STORED DATA:
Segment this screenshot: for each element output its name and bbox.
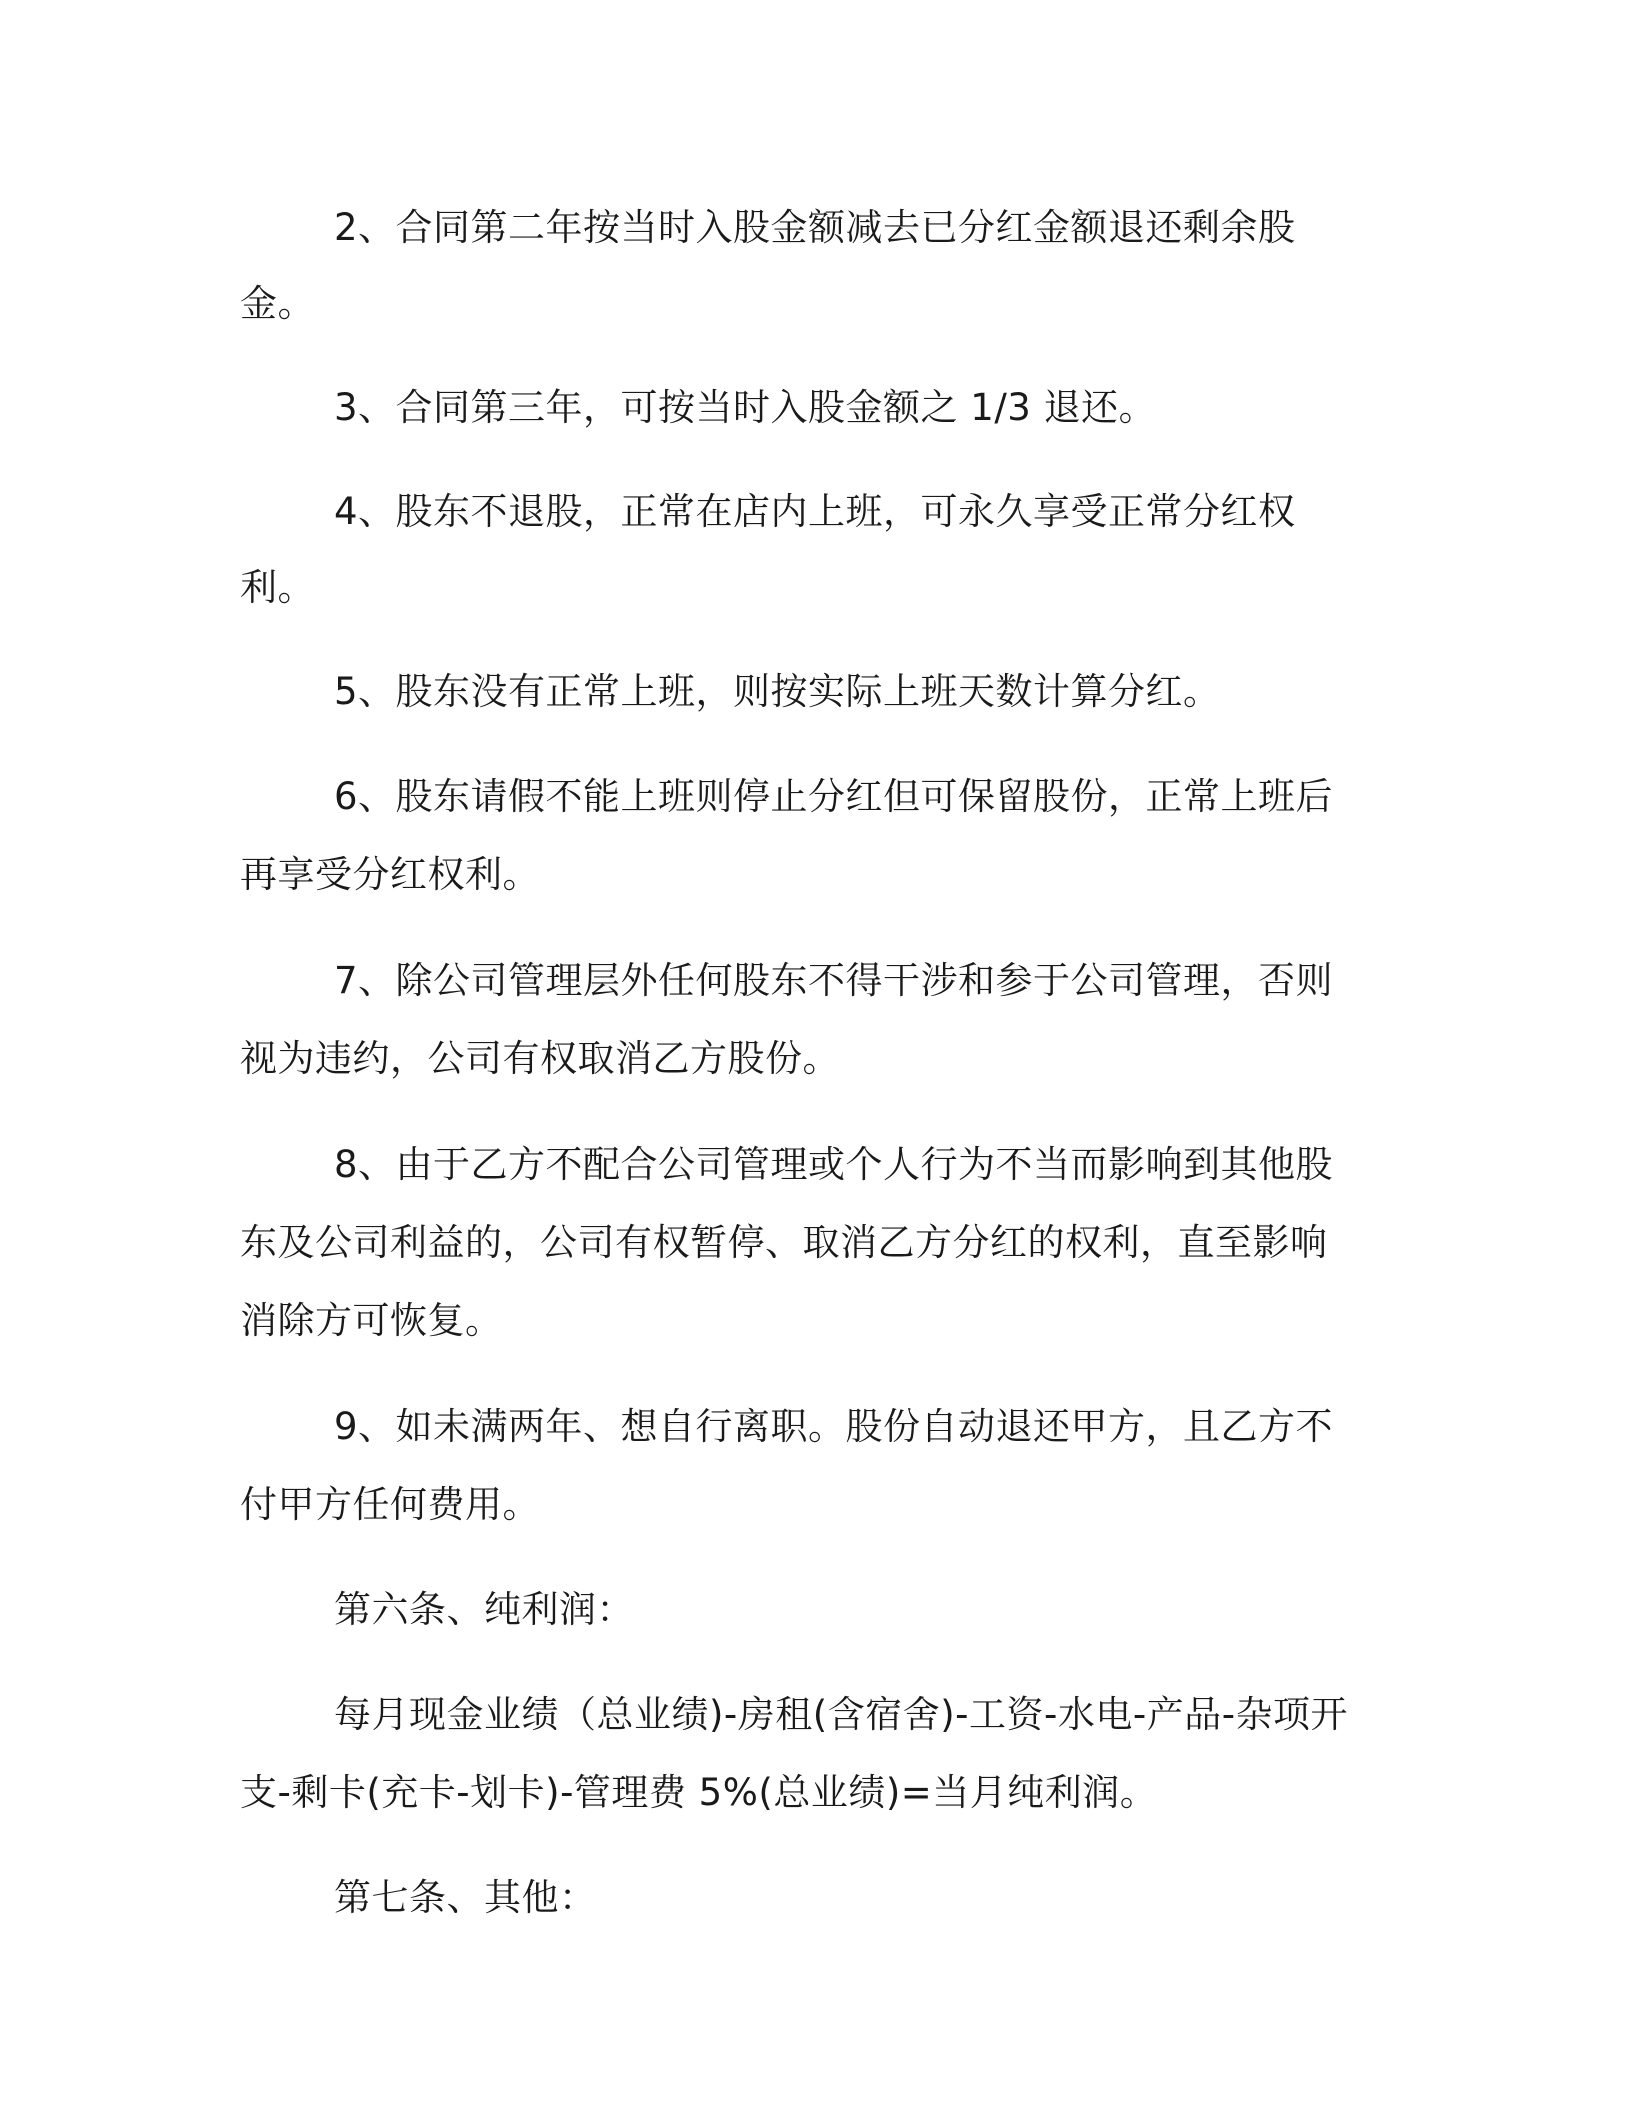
net-profit-formula: 每月现金业绩（总业绩)-房租(含宿舍)-工资-水电-产品-杂项开支-剩卡(充卡-划卡)-管理费 5%(总业绩)=当月纯利润。 (240, 1693, 1349, 1814)
document-page (240, 190, 1352, 1964)
clause-2: 2、合同第二年按当时入股金额减去已分红金额退还剩余股金。 (240, 206, 1296, 325)
clause-5: 5、股东没有正常上班，则按实际上班天数计算分红。 (334, 670, 1221, 713)
clause-4: 4、股东不退股，正常在店内上班，可永久享受正常分红权利。 (240, 490, 1296, 609)
clause-8: 8、由于乙方不配合公司管理或个人行为不当而影响到其他股东及公司利益的，公司有权暂停、取消乙方分红的权利，直至影响消除方可恢复。 (240, 1143, 1334, 1342)
clause-9: 9、如未满两年、想自行离职。股份自动退还甲方，且乙方不付甲方任何费用。 (240, 1405, 1334, 1526)
clause-3: 3、合同第三年，可按当时入股金额之 1/3 退还。 (334, 386, 1157, 429)
article-6-heading: 第六条、纯利润： (334, 1588, 634, 1631)
clause-6: 6、股东请假不能上班则停止分红但可保留股份，正常上班后再享受分红权利。 (240, 775, 1334, 896)
article-7-heading: 第七条、其他： (334, 1876, 597, 1919)
clause-7: 7、除公司管理层外任何股东不得干涉和参于公司管理，否则视为违约，公司有权取消乙方股份。 (240, 959, 1334, 1080)
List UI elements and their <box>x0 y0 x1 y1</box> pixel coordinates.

INSTRUCTIONS FOR THE TASK: Render every line of the records above as a Markdown table with the columns No. and Text, numbering each row, skipping blank lines, and omitting the pictures.

TASK RESULT:
| No. | Text |
|---|---|
| 1 | Segment this screenshot: for each element output its name and bbox. |
| 2 | net-profit-formula: 每月现金业绩（总业绩)-房租(含宿舍)-工资-水电-产品-杂项开支-剩卡(充卡-划卡)-管理费 5%(总业绩)=当月纯利润。 (240, 1693, 1349, 1814) |
| 3 | document-page (240, 190, 1352, 1964) |
| 4 | clause-2: 2、合同第二年按当时入股金额减去已分红金额退还剩余股金。 (240, 206, 1296, 325) |
| 5 | clause-5: 5、股东没有正常上班，则按实际上班天数计算分红。 (334, 670, 1221, 713) |
| 6 | clause-4: 4、股东不退股，正常在店内上班，可永久享受正常分红权利。 (240, 490, 1296, 609) |
| 7 | clause-8: 8、由于乙方不配合公司管理或个人行为不当而影响到其他股东及公司利益的，公司有权暂停、取消乙方分红的权利，直至影响消除方可恢复。 (240, 1143, 1334, 1342) |
| 8 | clause-9: 9、如未满两年、想自行离职。股份自动退还甲方，且乙方不付甲方任何费用。 (240, 1405, 1334, 1526) |
| 9 | clause-3: 3、合同第三年，可按当时入股金额之 1/3 退还。 (334, 386, 1157, 429) |
| 10 | article-6-heading: 第六条、纯利润： (334, 1588, 634, 1631) |
| 11 | clause-6: 6、股东请假不能上班则停止分红但可保留股份，正常上班后再享受分红权利。 (240, 775, 1334, 896) |
| 12 | article-7-heading: 第七条、其他： (334, 1876, 597, 1919) |
| 13 | clause-7: 7、除公司管理层外任何股东不得干涉和参于公司管理，否则视为违约，公司有权取消乙方股份。 (240, 959, 1334, 1080) |
| 14 | List UI elements and their <box>x0 y0 x1 y1</box> pixel coordinates. |